Raw records:
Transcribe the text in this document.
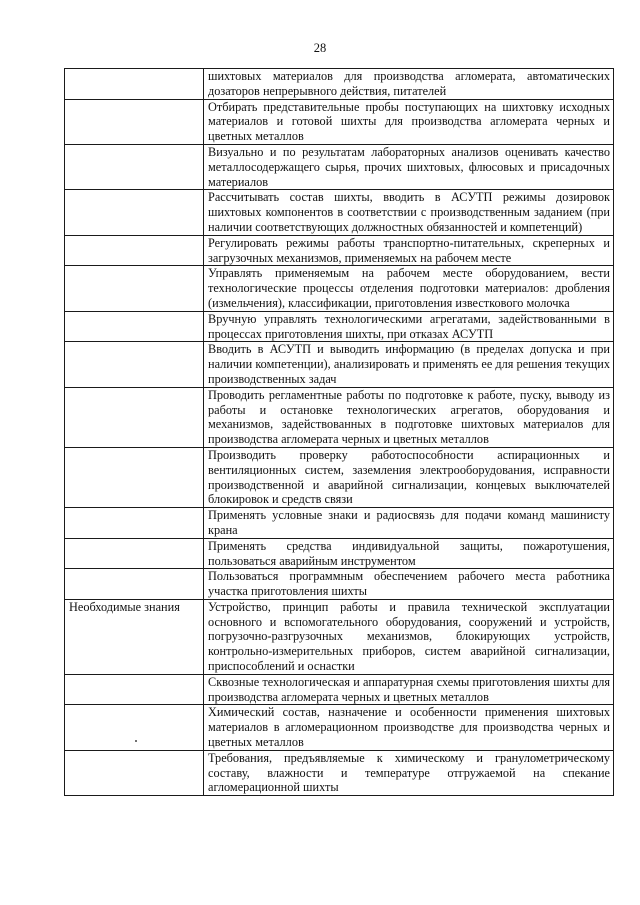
28
	шихтовых материалов для производства агломерата, автоматических дозаторов непрерывного действия, питателей
	Отбирать представительные пробы поступающих на шихтовку исходных материалов и готовой шихты для производства агломерата черных и цветных металлов
	Визуально и по результатам лабораторных анализов оценивать качество металлосодержащего сырья, прочих шихтовых, флюсовых и присадочных материалов
	Рассчитывать состав шихты, вводить в АСУТП режимы дозировок шихтовых компонентов в соответствии с производственным заданием (при наличии соответствующих должностных обязанностей и компетенций)
	Регулировать режимы работы транспортно-питательных, скреперных и загрузочных механизмов, применяемых на рабочем месте
	Управлять применяемым на рабочем месте оборудованием, вести технологические процессы отделения подготовки материалов: дробления (измельчения), классификации, приготовления известкового молочка
	Вручную управлять технологическими агрегатами, задействованными в процессах приготовления шихты, при отказах АСУТП
	Вводить в АСУТП и выводить информацию (в пределах допуска и при наличии компетенции), анализировать и применять ее для решения текущих производственных задач
	Проводить регламентные работы по подготовке к работе, пуску, выводу из работы и остановке технологических агрегатов, оборудования и механизмов, задействованных в подготовке шихтовых материалов для производства агломерата черных и цветных металлов
	Производить проверку работоспособности аспирационных и вентиляционных систем, заземления электрооборудования, исправности производственной и аварийной сигнализации, концевых выключателей блокировок и средств связи
	Применять условные знаки и радиосвязь для подачи команд машинисту крана
	Применять средства индивидуальной защиты, пожаротушения, пользоваться аварийным инструментом
	Пользоваться программным обеспечением рабочего места работника участка приготовления шихты
Необходимые знания	Устройство, принцип работы и правила технической эксплуатации основного и вспомогательного оборудования, сооружений и устройств, погрузочно-разгрузочных механизмов, блокирующих устройств, контрольно-измерительных приборов, систем аварийной сигнализации, приспособлений и оснастки
	Сквозные технологическая и аппаратурная схемы приготовления шихты для производства агломерата черных и цветных металлов
	Химический состав, назначение и особенности применения шихтовых материалов в агломерационном производстве для производства черных и цветных металлов
	Требования, предъявляемые к химическому и гранулометрическому составу, влажности и температуре отгружаемой на спекание агломерационной шихты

- **Set exercise**
Write out the whole listing exactly, and drop the pictures.

- **Written response**
Transcribe the text in this document.
28
	шихтовых материалов для производства агломерата, автоматических дозаторов непрерывного действия, питателей
	Отбирать представительные пробы поступающих на шихтовку исходных материалов и готовой шихты для производства агломерата черных и цветных металлов
	Визуально и по результатам лабораторных анализов оценивать качество металлосодержащего сырья, прочих шихтовых, флюсовых и присадочных материалов
	Рассчитывать состав шихты, вводить в АСУТП режимы дозировок шихтовых компонентов в соответствии с производственным заданием (при наличии соответствующих должностных обязанностей и компетенций)
	Регулировать режимы работы транспортно-питательных, скреперных и загрузочных механизмов, применяемых на рабочем месте
	Управлять применяемым на рабочем месте оборудованием, вести технологические процессы отделения подготовки материалов: дробления (измельчения), классификации, приготовления известкового молочка
	Вручную управлять технологическими агрегатами, задействованными в процессах приготовления шихты, при отказах АСУТП
	Вводить в АСУТП и выводить информацию (в пределах допуска и при наличии компетенции), анализировать и применять ее для решения текущих производственных задач
	Проводить регламентные работы по подготовке к работе, пуску, выводу из работы и остановке технологических агрегатов, оборудования и механизмов, задействованных в подготовке шихтовых материалов для производства агломерата черных и цветных металлов
	Производить проверку работоспособности аспирационных и вентиляционных систем, заземления электрооборудования, исправности производственной и аварийной сигнализации, концевых выключателей блокировок и средств связи
	Применять условные знаки и радиосвязь для подачи команд машинисту крана
	Применять средства индивидуальной защиты, пожаротушения, пользоваться аварийным инструментом
	Пользоваться программным обеспечением рабочего места работника участка приготовления шихты
Необходимые знания	Устройство, принцип работы и правила технической эксплуатации основного и вспомогательного оборудования, сооружений и устройств, погрузочно-разгрузочных механизмов, блокирующих устройств, контрольно-измерительных приборов, систем аварийной сигнализации, приспособлений и оснастки
	Сквозные технологическая и аппаратурная схемы приготовления шихты для производства агломерата черных и цветных металлов
	Химический состав, назначение и особенности применения шихтовых материалов в агломерационном производстве для производства черных и цветных металлов
	Требования, предъявляемые к химическому и гранулометрическому составу, влажности и температуре отгружаемой на спекание агломерационной шихты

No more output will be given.